RECORDS FOR THIS EXERCISE:
=====

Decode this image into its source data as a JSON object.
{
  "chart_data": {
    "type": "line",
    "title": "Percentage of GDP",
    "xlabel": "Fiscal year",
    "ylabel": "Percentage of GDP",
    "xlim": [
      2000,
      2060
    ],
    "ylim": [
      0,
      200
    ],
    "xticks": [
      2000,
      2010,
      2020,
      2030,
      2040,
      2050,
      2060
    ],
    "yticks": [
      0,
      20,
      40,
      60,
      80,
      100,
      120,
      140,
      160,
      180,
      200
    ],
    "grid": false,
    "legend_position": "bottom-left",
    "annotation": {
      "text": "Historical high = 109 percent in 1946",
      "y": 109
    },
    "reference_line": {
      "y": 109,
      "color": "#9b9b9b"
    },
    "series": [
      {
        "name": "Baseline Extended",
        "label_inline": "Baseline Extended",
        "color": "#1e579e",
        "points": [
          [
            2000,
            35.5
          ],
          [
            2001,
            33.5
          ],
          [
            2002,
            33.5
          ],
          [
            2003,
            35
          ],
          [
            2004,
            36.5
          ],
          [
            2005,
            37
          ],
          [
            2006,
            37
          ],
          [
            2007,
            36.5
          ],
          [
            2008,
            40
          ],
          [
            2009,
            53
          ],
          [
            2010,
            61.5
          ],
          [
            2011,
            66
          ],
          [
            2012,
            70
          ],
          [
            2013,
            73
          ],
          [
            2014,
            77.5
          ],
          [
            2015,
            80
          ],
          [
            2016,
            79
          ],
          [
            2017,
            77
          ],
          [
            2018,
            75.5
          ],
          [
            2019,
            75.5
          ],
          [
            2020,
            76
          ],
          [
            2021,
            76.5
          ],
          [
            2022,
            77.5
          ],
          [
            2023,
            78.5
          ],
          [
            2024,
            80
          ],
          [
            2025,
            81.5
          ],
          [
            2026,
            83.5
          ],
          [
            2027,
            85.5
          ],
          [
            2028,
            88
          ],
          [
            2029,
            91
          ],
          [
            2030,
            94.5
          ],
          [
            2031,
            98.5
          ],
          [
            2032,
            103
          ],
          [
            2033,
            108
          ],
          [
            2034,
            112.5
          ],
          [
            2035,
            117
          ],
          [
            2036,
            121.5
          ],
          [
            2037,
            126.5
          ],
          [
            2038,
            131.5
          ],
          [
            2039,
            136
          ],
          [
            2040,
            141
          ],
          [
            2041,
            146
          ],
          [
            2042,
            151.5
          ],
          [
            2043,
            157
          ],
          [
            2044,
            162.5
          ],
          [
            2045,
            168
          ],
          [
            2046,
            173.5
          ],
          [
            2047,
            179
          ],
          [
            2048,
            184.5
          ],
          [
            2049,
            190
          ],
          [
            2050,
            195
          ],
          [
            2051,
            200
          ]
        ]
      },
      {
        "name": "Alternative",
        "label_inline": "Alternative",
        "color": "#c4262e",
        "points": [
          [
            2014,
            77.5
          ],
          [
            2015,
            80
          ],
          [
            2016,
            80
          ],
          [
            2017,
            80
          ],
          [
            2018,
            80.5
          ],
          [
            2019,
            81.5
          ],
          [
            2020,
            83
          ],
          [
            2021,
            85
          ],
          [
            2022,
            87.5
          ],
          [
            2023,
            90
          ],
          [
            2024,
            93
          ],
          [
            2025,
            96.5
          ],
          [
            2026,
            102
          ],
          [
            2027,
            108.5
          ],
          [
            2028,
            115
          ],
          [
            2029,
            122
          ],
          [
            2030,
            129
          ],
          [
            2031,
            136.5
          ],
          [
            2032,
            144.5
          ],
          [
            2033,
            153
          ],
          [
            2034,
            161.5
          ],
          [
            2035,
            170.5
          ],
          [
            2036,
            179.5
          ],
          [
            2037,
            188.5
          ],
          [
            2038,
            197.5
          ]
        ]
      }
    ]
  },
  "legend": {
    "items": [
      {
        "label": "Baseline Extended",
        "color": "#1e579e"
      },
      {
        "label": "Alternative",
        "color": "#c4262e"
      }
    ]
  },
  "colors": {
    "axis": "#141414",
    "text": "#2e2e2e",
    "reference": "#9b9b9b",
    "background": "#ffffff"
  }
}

=====

TASK TO COMPLETE: Every entry needs to be retyped exactly.

EXERCISE RESULT:
Decode this image into its source data as a JSON object.
{
  "chart_data": {
    "type": "line",
    "title": "Percentage of GDP",
    "xlabel": "Fiscal year",
    "ylabel": "Percentage of GDP",
    "xlim": [
      2000,
      2060
    ],
    "ylim": [
      0,
      200
    ],
    "xticks": [
      2000,
      2010,
      2020,
      2030,
      2040,
      2050,
      2060
    ],
    "yticks": [
      0,
      20,
      40,
      60,
      80,
      100,
      120,
      140,
      160,
      180,
      200
    ],
    "grid": false,
    "legend_position": "bottom-left",
    "annotation": {
      "text": "Historical high = 109 percent in 1946",
      "y": 109
    },
    "reference_line": {
      "y": 109,
      "color": "#9b9b9b"
    },
    "series": [
      {
        "name": "Baseline Extended",
        "label_inline": "Baseline Extended",
        "color": "#1e579e",
        "points": [
          [
            2000,
            35.5
          ],
          [
            2001,
            33.5
          ],
          [
            2002,
            33.5
          ],
          [
            2003,
            35
          ],
          [
            2004,
            36.5
          ],
          [
            2005,
            37
          ],
          [
            2006,
            37
          ],
          [
            2007,
            36.5
          ],
          [
            2008,
            40
          ],
          [
            2009,
            53
          ],
          [
            2010,
            61.5
          ],
          [
            2011,
            66
          ],
          [
            2012,
            70
          ],
          [
            2013,
            73
          ],
          [
            2014,
            77.5
          ],
          [
            2015,
            80
          ],
          [
            2016,
            79
          ],
          [
            2017,
            77
          ],
          [
            2018,
            75.5
          ],
          [
            2019,
            75.5
          ],
          [
            2020,
            76
          ],
          [
            2021,
            76.5
          ],
          [
            2022,
            77.5
          ],
          [
            2023,
            78.5
          ],
          [
            2024,
            80
          ],
          [
            2025,
            81.5
          ],
          [
            2026,
            83.5
          ],
          [
            2027,
            85.5
          ],
          [
            2028,
            88
          ],
          [
            2029,
            91
          ],
          [
            2030,
            94.5
          ],
          [
            2031,
            98.5
          ],
          [
            2032,
            103
          ],
          [
            2033,
            108
          ],
          [
            2034,
            112.5
          ],
          [
            2035,
            117
          ],
          [
            2036,
            121.5
          ],
          [
            2037,
            126.5
          ],
          [
            2038,
            131.5
          ],
          [
            2039,
            136
          ],
          [
            2040,
            141
          ],
          [
            2041,
            146
          ],
          [
            2042,
            151.5
          ],
          [
            2043,
            157
          ],
          [
            2044,
            162.5
          ],
          [
            2045,
            168
          ],
          [
            2046,
            173.5
          ],
          [
            2047,
            179
          ],
          [
            2048,
            184.5
          ],
          [
            2049,
            190
          ],
          [
            2050,
            195
          ],
          [
            2051,
            200
          ]
        ]
      },
      {
        "name": "Alternative",
        "label_inline": "Alternative",
        "color": "#c4262e",
        "points": [
          [
            2014,
            77.5
          ],
          [
            2015,
            80
          ],
          [
            2016,
            80
          ],
          [
            2017,
            80
          ],
          [
            2018,
            80.5
          ],
          [
            2019,
            81.5
          ],
          [
            2020,
            83
          ],
          [
            2021,
            85
          ],
          [
            2022,
            87.5
          ],
          [
            2023,
            90
          ],
          [
            2024,
            93
          ],
          [
            2025,
            96.5
          ],
          [
            2026,
            102
          ],
          [
            2027,
            108.5
          ],
          [
            2028,
            115
          ],
          [
            2029,
            122
          ],
          [
            2030,
            129
          ],
          [
            2031,
            136.5
          ],
          [
            2032,
            144.5
          ],
          [
            2033,
            153
          ],
          [
            2034,
            161.5
          ],
          [
            2035,
            170.5
          ],
          [
            2036,
            179.5
          ],
          [
            2037,
            188.5
          ],
          [
            2038,
            197.5
          ]
        ]
      }
    ]
  },
  "legend": {
    "items": [
      {
        "label": "Baseline Extended",
        "color": "#1e579e"
      },
      {
        "label": "Alternative",
        "color": "#c4262e"
      }
    ]
  },
  "colors": {
    "axis": "#141414",
    "text": "#2e2e2e",
    "reference": "#9b9b9b",
    "background": "#ffffff"
  }
}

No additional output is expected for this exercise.